Given task -
Pick out each line below containing "text".

Data rows -
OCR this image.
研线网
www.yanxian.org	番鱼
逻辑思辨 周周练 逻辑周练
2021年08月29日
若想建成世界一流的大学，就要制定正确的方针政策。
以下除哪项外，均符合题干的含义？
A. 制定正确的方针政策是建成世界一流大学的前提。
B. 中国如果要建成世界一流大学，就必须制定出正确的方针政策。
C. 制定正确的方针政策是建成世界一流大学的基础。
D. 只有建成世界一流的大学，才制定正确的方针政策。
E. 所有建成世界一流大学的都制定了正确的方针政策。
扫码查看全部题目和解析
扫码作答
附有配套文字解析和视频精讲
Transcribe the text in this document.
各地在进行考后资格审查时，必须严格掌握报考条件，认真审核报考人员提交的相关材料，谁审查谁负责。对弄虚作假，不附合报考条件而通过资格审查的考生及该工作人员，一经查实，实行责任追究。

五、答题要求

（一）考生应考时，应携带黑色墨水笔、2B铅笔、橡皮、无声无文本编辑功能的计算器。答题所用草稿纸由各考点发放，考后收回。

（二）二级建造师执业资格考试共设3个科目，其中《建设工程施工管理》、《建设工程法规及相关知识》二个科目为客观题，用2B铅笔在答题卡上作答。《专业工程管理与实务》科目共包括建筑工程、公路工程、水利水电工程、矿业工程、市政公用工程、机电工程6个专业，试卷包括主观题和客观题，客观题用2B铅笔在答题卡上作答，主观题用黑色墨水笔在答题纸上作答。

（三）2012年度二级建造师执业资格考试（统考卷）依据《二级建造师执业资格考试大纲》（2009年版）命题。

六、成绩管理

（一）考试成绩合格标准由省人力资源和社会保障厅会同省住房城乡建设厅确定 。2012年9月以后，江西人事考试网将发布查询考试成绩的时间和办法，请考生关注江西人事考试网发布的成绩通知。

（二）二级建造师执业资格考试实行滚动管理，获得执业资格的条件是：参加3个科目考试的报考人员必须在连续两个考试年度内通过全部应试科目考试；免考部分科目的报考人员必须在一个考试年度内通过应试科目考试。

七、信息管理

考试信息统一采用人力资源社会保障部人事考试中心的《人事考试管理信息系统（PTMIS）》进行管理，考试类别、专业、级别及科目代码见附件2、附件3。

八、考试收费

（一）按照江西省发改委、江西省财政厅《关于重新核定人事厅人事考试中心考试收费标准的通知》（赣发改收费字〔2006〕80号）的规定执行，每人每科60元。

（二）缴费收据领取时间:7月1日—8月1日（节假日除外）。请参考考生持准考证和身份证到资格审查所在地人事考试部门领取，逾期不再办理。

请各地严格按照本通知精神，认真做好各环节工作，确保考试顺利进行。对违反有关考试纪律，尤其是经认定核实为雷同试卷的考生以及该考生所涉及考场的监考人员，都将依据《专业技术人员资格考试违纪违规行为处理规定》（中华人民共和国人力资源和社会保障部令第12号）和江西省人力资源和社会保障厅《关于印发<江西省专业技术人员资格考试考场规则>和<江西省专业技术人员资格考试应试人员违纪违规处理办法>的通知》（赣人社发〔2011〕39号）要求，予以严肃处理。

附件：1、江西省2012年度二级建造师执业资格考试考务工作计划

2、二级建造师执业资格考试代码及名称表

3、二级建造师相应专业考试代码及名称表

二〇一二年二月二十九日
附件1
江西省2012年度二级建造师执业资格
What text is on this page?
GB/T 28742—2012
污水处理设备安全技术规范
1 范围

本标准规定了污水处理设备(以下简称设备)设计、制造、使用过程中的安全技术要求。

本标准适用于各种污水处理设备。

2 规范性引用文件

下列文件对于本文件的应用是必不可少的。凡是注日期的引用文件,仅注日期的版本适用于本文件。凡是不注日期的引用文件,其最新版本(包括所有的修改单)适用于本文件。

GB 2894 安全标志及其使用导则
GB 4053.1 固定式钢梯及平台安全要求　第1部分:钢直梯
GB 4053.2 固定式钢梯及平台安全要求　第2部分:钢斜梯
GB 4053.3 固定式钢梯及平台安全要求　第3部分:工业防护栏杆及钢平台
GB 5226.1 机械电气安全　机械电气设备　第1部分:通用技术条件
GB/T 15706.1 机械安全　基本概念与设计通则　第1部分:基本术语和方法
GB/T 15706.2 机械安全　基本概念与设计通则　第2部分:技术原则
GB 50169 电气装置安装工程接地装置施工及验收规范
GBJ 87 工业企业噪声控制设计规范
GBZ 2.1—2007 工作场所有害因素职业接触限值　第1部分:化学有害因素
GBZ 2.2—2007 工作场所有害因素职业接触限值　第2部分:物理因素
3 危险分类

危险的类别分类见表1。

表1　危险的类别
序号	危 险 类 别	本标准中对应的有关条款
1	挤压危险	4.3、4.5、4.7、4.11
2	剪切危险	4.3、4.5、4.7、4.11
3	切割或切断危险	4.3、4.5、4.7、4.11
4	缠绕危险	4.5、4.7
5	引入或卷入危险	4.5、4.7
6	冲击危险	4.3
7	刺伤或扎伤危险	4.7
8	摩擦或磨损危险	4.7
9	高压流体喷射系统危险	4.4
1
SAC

Output below -
Transcribe the text in this document.
What text is on this page?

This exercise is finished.